> _TO BE DONE_
Your task is to repeat the entries exactly. Leave the pictures out.

> _GIVEN ENTRIES_
.....

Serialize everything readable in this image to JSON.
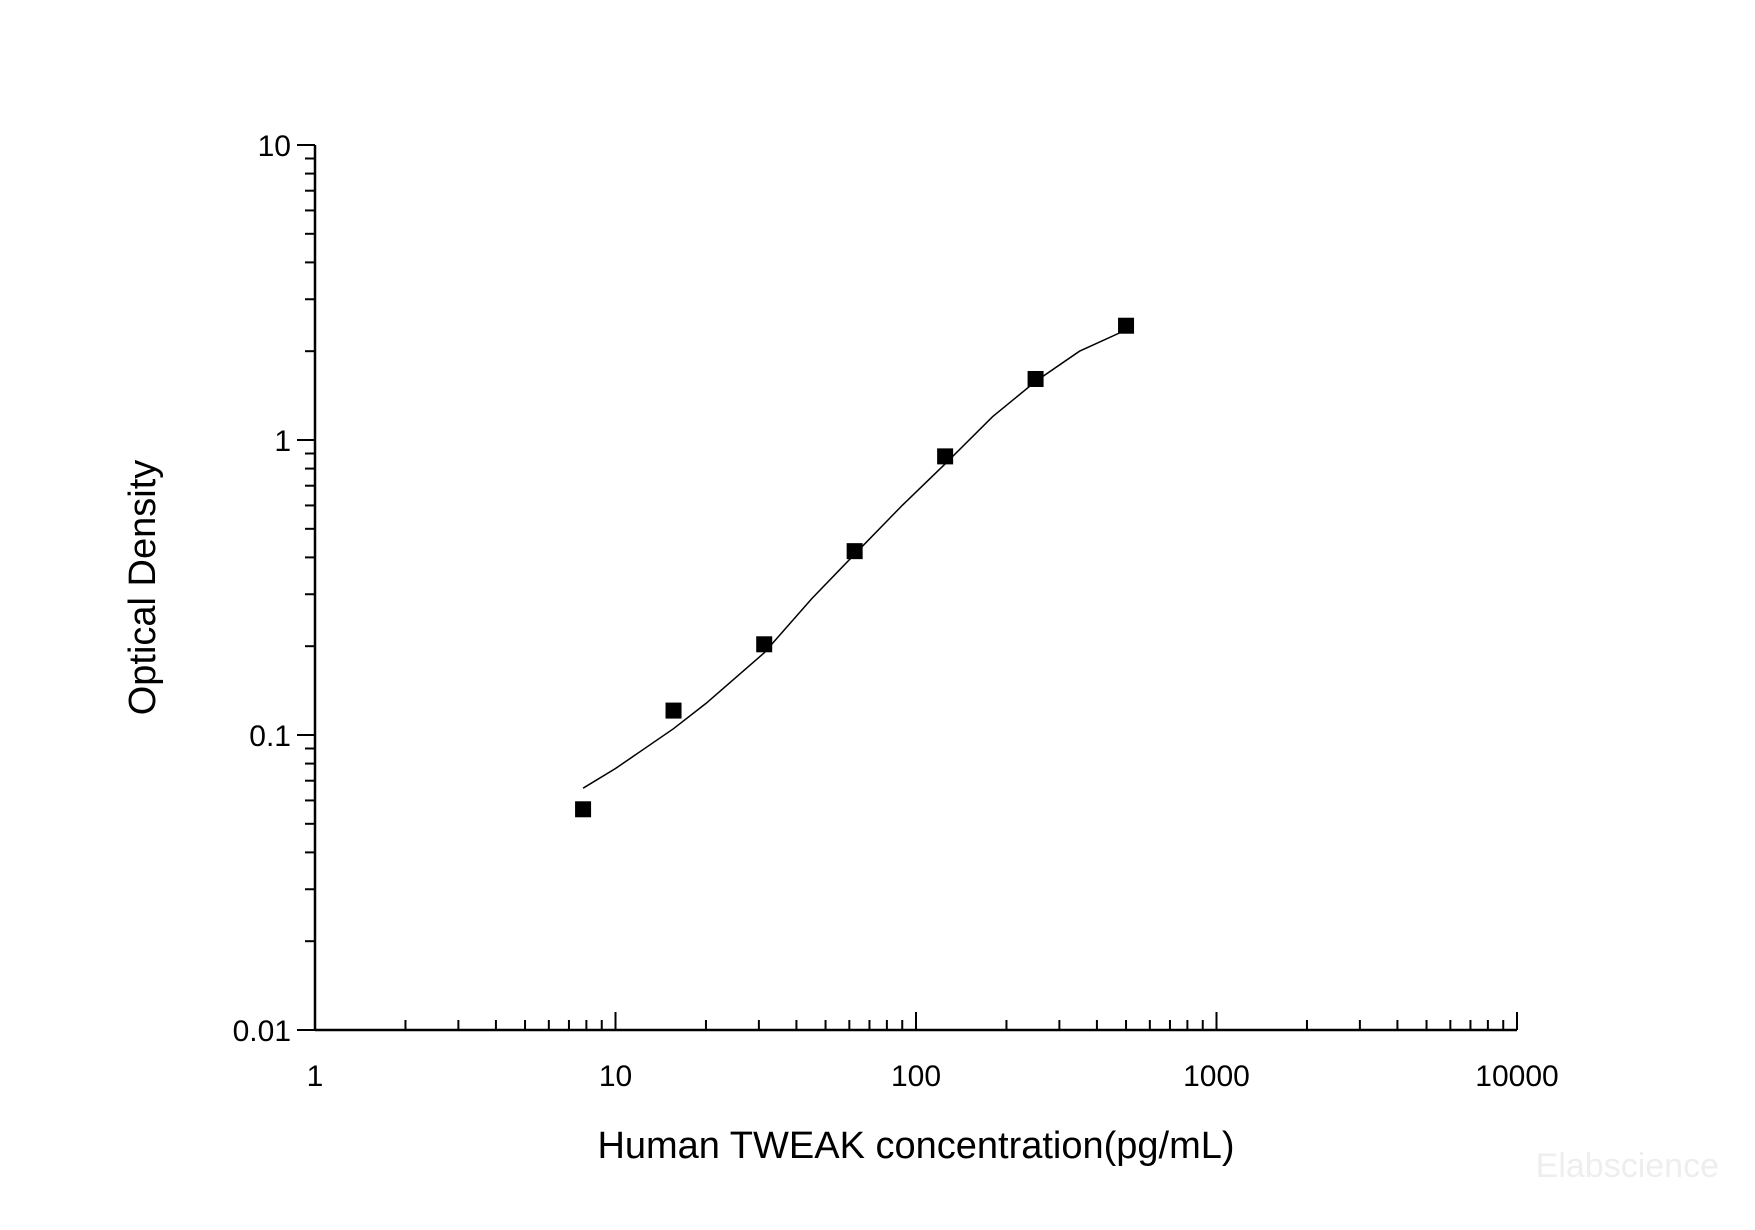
{
  "chart_data": {
    "type": "scatter",
    "xlabel": "Human TWEAK concentration(pg/mL)",
    "ylabel": "Optical Density",
    "x_scale": "log",
    "y_scale": "log",
    "xlim": [
      1,
      10000
    ],
    "ylim": [
      0.01,
      10
    ],
    "x_ticks": [
      "1",
      "10",
      "100",
      "1000",
      "10000"
    ],
    "y_ticks": [
      "0.01",
      "0.1",
      "1",
      "10"
    ],
    "grid": false,
    "series": [
      {
        "marker": "square",
        "color": "#000000",
        "x": [
          7.8,
          15.6,
          31.25,
          62.5,
          125,
          250,
          500
        ],
        "y": [
          0.056,
          0.121,
          0.203,
          0.42,
          0.88,
          1.61,
          2.44
        ]
      }
    ],
    "fit_curve": {
      "color": "#000000",
      "x": [
        7.8,
        10,
        15.6,
        20,
        31.25,
        45,
        62.5,
        90,
        125,
        180,
        250,
        350,
        500
      ],
      "y": [
        0.066,
        0.077,
        0.105,
        0.128,
        0.19,
        0.29,
        0.41,
        0.6,
        0.83,
        1.2,
        1.58,
        2.0,
        2.36
      ]
    }
  },
  "watermark": "Elabscience"
}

.....

> _RESULT BELOW_
Serialize everything readable in this image to JSON.
{
  "chart_data": {
    "type": "scatter",
    "xlabel": "Human TWEAK concentration(pg/mL)",
    "ylabel": "Optical Density",
    "x_scale": "log",
    "y_scale": "log",
    "xlim": [
      1,
      10000
    ],
    "ylim": [
      0.01,
      10
    ],
    "x_ticks": [
      "1",
      "10",
      "100",
      "1000",
      "10000"
    ],
    "y_ticks": [
      "0.01",
      "0.1",
      "1",
      "10"
    ],
    "grid": false,
    "series": [
      {
        "marker": "square",
        "color": "#000000",
        "x": [
          7.8,
          15.6,
          31.25,
          62.5,
          125,
          250,
          500
        ],
        "y": [
          0.056,
          0.121,
          0.203,
          0.42,
          0.88,
          1.61,
          2.44
        ]
      }
    ],
    "fit_curve": {
      "color": "#000000",
      "x": [
        7.8,
        10,
        15.6,
        20,
        31.25,
        45,
        62.5,
        90,
        125,
        180,
        250,
        350,
        500
      ],
      "y": [
        0.066,
        0.077,
        0.105,
        0.128,
        0.19,
        0.29,
        0.41,
        0.6,
        0.83,
        1.2,
        1.58,
        2.0,
        2.36
      ]
    }
  },
  "watermark": "Elabscience"
}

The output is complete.